> [Given exercise]
Filter the records below for the word "address". Copy each line that holds it.

> [Extracted records]
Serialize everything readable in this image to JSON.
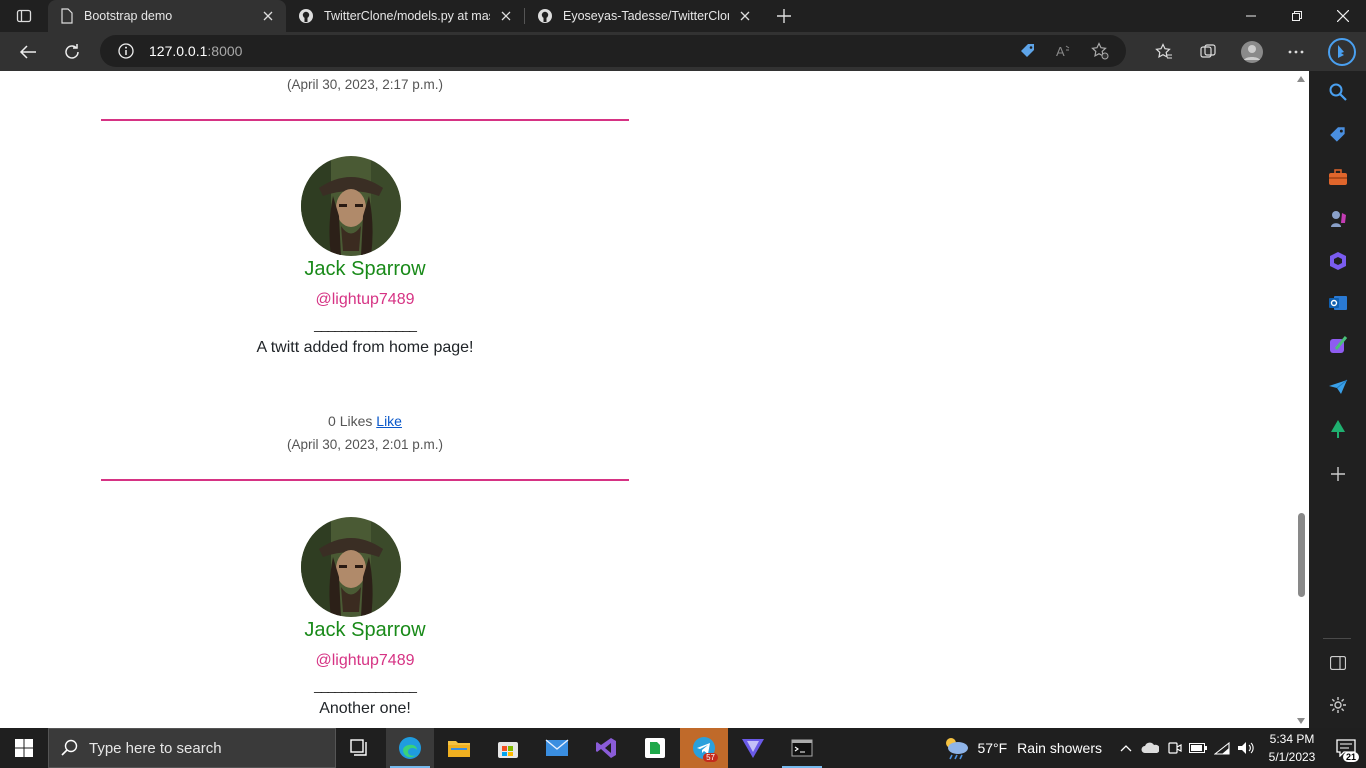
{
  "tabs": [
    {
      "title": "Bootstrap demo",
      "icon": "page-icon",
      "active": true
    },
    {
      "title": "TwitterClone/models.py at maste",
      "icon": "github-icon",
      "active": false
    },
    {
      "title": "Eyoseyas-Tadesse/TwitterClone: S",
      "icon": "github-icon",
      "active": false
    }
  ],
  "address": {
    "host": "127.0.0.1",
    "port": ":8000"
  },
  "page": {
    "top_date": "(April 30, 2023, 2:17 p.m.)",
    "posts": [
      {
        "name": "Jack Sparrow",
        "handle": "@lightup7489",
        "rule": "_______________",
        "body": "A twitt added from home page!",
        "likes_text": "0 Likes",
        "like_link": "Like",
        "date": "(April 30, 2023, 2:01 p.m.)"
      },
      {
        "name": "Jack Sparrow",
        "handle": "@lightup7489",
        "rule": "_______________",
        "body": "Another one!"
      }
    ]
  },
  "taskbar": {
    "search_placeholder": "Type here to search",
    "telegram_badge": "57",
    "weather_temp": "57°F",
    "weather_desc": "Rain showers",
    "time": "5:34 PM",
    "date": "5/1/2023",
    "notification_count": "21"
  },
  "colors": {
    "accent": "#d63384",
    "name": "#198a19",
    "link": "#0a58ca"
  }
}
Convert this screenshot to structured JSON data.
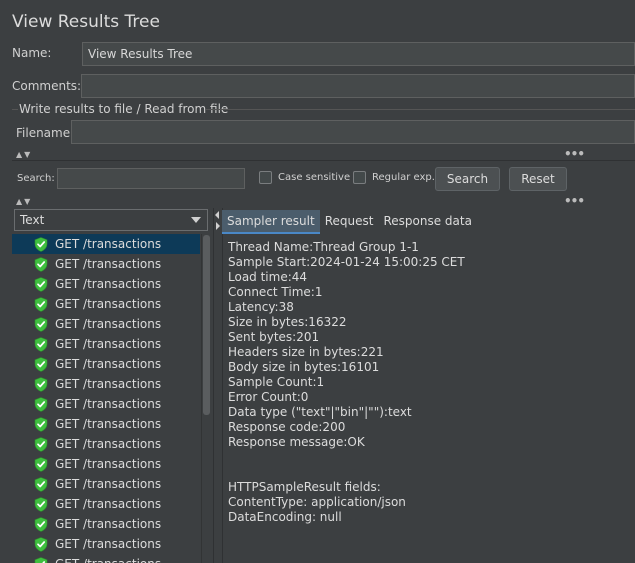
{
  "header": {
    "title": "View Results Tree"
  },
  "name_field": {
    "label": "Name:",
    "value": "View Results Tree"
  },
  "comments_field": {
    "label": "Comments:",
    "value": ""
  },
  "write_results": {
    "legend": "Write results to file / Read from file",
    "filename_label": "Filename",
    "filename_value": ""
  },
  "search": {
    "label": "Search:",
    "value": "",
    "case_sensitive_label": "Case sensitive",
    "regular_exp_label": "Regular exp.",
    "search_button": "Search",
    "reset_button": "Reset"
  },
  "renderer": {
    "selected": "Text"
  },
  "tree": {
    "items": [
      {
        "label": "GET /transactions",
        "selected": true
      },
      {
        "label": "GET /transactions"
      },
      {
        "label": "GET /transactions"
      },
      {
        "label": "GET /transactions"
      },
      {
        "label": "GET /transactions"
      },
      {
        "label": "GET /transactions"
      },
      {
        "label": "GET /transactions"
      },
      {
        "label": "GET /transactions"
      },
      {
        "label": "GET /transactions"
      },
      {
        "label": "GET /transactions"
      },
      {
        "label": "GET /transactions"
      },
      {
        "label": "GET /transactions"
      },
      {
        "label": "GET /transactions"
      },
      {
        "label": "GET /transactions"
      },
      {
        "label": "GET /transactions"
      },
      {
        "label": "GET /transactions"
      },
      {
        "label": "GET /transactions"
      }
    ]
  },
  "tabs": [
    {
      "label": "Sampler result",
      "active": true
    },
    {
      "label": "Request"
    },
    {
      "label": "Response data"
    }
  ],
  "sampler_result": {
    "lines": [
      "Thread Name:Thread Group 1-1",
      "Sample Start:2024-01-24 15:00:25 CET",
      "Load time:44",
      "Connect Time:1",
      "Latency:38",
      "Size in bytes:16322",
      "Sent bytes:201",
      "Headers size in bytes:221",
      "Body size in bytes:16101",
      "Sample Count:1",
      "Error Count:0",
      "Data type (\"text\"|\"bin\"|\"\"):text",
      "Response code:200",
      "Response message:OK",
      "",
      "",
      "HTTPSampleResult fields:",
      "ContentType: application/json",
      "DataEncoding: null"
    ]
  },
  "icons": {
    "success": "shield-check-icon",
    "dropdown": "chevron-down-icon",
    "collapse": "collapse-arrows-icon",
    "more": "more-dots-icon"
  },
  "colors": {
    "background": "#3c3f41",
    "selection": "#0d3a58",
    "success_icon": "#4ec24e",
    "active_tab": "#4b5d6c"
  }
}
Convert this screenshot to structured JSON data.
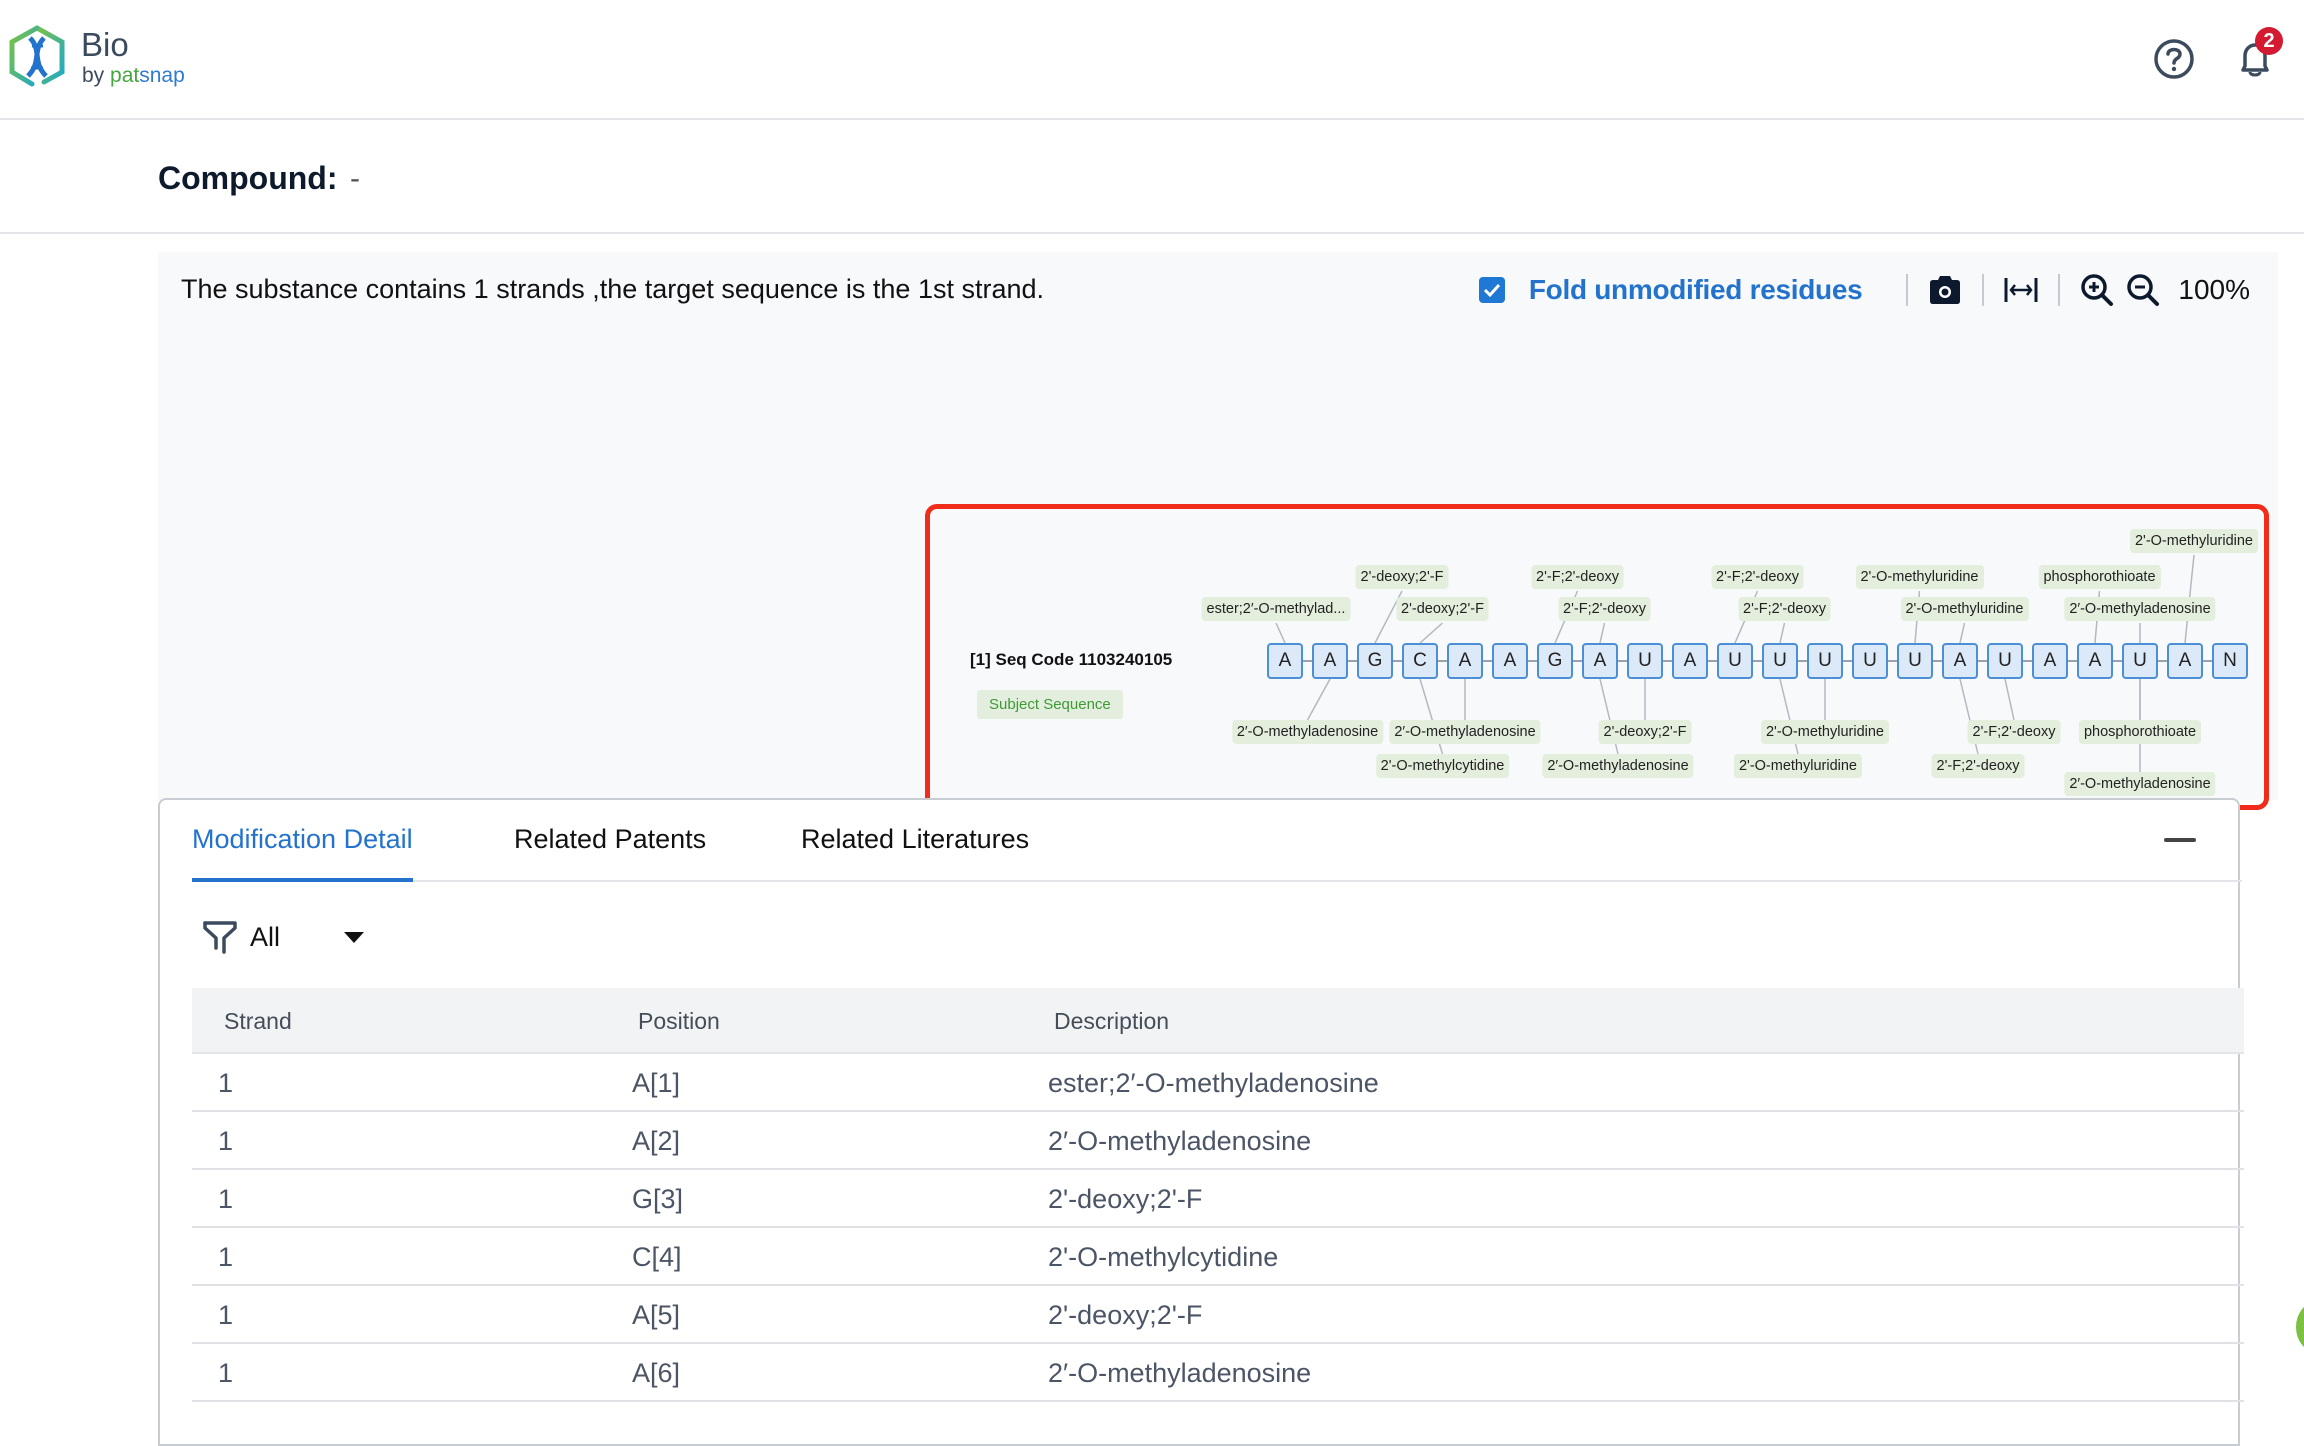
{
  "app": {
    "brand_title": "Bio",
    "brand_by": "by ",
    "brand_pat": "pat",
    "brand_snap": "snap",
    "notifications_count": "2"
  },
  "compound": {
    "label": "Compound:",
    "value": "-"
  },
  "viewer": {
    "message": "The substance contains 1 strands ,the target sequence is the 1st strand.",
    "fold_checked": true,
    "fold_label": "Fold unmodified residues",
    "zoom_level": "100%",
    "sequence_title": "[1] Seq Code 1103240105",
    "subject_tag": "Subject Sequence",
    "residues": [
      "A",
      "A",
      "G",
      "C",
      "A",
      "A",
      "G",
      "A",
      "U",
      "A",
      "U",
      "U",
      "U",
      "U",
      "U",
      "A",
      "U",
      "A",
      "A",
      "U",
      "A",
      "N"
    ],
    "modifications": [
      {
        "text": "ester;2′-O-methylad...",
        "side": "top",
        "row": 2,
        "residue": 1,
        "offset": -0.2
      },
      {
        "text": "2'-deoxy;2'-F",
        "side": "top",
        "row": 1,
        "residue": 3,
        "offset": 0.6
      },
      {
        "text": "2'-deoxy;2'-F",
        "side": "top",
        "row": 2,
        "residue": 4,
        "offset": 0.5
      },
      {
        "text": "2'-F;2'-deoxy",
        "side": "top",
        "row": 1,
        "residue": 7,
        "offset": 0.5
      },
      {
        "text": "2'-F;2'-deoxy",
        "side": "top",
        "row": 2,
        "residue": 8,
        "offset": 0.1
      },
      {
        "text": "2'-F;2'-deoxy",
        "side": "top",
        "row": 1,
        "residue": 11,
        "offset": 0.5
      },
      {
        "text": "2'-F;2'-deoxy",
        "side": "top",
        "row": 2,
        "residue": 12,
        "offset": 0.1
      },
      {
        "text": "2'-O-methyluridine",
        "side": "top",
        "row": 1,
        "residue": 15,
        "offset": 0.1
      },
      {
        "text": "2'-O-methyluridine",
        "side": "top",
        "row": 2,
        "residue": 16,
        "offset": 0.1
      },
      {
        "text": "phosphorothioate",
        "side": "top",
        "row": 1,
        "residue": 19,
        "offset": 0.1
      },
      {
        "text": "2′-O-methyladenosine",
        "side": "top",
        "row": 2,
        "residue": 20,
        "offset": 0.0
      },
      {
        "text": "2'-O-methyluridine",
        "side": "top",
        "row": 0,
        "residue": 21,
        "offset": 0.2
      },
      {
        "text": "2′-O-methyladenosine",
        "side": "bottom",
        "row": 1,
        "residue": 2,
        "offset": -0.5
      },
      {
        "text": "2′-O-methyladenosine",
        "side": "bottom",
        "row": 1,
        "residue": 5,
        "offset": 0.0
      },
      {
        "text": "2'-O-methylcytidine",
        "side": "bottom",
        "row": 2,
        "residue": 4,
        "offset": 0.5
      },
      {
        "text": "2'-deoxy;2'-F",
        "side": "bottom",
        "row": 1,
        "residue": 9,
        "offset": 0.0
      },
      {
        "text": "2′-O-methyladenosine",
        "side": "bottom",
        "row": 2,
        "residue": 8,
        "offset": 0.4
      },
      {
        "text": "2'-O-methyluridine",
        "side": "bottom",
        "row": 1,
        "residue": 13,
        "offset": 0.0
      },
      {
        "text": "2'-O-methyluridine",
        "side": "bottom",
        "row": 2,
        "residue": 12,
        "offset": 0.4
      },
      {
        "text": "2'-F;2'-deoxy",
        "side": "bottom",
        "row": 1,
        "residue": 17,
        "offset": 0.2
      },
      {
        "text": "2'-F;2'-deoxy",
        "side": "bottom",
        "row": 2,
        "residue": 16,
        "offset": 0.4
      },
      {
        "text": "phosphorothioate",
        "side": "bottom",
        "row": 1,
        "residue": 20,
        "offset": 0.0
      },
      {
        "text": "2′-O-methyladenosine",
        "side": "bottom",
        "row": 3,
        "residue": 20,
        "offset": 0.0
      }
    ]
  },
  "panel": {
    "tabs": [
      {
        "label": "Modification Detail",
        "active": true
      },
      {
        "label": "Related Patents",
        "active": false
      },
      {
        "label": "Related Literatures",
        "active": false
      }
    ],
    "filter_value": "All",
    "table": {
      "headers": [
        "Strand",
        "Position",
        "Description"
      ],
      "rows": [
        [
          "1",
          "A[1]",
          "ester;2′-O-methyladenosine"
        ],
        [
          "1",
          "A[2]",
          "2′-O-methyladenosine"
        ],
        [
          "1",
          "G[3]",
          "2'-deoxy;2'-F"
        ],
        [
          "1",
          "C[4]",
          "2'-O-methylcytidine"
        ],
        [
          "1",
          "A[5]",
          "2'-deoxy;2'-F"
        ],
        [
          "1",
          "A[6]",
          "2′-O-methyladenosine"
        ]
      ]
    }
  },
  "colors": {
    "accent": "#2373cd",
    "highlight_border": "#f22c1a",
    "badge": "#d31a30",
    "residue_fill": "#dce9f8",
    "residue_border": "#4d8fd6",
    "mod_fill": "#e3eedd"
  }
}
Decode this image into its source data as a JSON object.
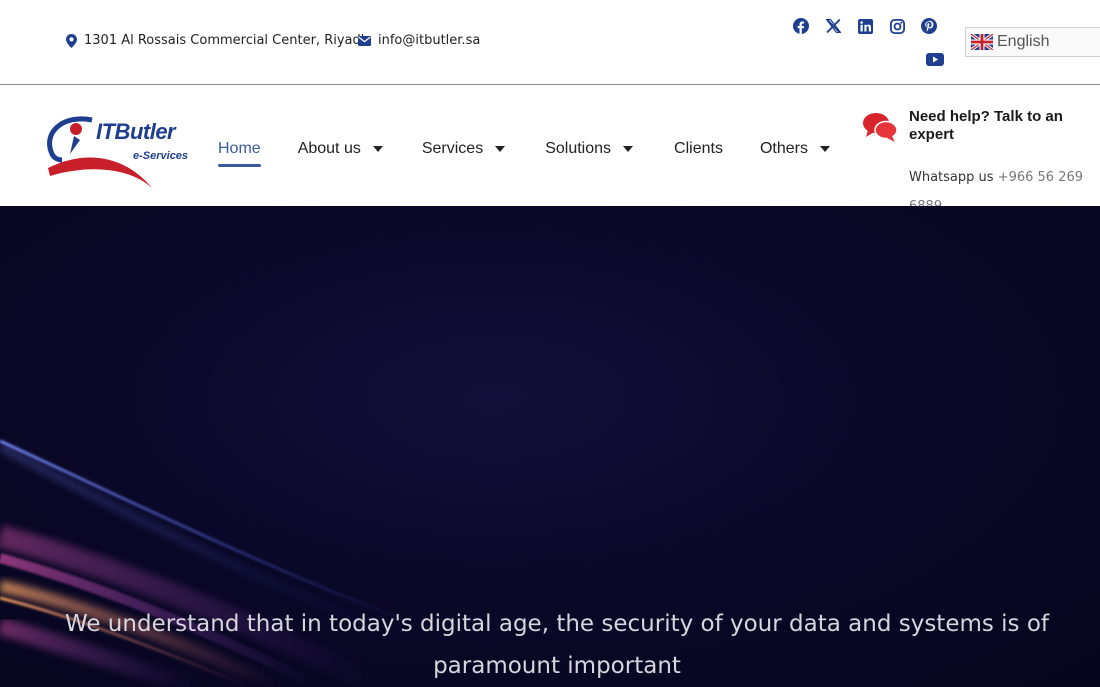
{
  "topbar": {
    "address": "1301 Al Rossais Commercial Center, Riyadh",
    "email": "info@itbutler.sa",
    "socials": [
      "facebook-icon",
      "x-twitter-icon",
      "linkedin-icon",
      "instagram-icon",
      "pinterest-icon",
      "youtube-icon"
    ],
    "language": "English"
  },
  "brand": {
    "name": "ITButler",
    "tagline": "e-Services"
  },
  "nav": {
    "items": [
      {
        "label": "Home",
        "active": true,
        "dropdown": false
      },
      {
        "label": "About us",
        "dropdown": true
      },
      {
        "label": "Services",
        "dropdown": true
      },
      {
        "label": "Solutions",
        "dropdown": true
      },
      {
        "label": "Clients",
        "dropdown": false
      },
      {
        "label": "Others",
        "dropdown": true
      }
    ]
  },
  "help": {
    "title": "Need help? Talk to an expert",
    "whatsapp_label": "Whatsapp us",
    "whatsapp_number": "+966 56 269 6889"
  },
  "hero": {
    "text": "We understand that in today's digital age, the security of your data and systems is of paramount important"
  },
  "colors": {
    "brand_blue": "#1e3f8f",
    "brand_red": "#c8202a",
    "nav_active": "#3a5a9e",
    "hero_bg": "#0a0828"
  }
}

> [In response]
  "address": {
    "address": "1301 Al Rossais Commercial Center, Riyadh",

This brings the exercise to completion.